* Items from a data source:
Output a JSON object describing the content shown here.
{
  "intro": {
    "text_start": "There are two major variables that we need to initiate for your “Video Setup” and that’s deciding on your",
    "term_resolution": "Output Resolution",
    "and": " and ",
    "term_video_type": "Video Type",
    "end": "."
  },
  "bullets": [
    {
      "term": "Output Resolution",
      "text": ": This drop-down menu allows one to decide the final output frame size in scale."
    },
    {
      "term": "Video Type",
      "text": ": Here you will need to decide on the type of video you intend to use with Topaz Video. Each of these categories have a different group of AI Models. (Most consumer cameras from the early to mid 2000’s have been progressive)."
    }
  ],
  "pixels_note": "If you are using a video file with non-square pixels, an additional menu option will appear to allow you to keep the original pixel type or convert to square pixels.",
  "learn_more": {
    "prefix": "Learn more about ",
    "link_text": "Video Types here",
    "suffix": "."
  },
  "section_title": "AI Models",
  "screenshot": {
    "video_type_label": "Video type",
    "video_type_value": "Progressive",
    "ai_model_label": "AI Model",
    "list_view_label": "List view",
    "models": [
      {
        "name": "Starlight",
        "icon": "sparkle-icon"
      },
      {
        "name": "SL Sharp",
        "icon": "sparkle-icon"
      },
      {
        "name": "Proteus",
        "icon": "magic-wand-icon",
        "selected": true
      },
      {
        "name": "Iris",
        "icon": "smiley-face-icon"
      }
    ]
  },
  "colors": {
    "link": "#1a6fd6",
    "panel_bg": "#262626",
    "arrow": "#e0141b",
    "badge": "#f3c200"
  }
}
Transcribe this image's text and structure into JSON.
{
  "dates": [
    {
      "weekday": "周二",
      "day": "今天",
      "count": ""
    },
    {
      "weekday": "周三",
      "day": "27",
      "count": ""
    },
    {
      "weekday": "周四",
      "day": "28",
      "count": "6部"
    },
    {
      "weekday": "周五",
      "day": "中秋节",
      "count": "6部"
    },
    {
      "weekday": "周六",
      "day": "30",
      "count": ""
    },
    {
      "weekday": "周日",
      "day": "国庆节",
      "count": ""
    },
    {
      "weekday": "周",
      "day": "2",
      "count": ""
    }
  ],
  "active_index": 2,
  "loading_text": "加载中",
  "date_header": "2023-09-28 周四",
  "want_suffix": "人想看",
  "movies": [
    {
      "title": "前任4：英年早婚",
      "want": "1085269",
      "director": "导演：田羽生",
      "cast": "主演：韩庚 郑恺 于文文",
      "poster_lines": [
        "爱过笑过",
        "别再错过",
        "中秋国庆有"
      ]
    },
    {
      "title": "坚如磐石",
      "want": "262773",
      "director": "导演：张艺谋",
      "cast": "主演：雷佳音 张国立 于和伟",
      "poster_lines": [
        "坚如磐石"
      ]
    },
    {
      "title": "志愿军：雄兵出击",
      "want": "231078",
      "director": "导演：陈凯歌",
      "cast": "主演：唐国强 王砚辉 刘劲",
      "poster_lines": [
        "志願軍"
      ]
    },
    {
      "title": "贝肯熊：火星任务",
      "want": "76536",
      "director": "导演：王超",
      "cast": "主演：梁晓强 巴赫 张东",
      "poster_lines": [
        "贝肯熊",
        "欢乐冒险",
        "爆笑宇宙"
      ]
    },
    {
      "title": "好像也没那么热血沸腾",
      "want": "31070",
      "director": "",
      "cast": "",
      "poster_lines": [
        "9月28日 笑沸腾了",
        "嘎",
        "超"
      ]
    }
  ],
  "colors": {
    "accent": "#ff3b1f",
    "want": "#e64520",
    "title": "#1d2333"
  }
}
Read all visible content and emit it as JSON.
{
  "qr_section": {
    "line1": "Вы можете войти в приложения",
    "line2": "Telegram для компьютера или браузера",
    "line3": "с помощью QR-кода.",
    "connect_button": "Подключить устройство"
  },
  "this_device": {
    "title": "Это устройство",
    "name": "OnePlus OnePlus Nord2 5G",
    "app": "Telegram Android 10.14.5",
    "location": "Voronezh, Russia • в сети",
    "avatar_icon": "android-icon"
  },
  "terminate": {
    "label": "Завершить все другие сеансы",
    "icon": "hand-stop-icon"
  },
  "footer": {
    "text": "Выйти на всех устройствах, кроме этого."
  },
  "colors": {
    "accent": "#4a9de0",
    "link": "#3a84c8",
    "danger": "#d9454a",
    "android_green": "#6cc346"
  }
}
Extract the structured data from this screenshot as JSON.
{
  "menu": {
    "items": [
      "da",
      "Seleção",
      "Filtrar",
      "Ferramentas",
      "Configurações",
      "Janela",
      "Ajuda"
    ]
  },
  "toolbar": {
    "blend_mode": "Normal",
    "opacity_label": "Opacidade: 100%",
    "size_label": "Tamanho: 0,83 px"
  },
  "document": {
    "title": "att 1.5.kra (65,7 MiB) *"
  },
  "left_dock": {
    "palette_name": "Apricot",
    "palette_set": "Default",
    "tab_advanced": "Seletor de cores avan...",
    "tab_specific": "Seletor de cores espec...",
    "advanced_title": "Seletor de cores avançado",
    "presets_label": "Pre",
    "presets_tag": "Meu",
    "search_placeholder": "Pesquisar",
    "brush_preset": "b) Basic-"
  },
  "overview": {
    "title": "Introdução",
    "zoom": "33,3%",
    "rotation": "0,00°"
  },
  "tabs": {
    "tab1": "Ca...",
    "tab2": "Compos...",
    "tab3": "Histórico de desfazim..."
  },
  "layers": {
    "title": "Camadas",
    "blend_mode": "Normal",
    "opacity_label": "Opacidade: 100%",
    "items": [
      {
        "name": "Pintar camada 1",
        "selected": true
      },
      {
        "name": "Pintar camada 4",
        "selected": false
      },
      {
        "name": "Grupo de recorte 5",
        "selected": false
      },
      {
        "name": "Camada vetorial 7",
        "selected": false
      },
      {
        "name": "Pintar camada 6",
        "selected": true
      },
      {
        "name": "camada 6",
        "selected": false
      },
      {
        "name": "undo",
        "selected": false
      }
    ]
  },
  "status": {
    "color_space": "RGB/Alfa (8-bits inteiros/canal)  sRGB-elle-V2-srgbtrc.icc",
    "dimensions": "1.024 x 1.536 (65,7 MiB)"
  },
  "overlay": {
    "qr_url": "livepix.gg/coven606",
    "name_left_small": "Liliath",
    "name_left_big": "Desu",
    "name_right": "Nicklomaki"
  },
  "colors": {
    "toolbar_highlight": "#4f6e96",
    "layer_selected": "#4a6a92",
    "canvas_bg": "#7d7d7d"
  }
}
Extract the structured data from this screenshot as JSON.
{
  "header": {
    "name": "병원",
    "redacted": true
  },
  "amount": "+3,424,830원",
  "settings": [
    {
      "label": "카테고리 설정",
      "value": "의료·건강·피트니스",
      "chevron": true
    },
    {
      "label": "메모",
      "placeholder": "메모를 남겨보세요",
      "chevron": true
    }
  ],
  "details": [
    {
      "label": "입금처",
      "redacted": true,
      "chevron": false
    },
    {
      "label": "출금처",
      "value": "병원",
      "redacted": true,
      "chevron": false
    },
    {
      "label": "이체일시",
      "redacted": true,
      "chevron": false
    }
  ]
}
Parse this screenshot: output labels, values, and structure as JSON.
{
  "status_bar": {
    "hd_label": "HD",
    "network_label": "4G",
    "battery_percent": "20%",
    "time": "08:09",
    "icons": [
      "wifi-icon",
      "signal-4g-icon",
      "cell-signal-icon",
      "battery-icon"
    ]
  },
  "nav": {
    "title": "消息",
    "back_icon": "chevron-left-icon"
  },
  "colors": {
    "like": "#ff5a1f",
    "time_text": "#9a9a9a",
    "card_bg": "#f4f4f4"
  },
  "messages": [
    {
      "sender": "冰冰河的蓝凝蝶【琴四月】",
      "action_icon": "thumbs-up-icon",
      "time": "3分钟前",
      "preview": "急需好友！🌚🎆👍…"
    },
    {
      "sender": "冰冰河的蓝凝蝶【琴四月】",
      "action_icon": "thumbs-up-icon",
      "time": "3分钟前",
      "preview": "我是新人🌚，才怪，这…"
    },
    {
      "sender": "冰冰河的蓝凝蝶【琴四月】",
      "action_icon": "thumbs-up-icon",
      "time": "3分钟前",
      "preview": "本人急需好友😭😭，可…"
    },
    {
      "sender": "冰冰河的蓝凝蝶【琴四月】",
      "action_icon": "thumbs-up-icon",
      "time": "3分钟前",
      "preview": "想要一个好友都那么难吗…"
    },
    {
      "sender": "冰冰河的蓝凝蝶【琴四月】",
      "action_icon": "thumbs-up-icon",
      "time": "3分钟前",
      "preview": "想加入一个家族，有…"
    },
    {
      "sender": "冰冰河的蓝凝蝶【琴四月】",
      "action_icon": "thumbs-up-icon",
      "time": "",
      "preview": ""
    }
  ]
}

* Aim: Above are some records. Count the lines among them with the word "need", and answer with the number only.

* Solution to the problem: 2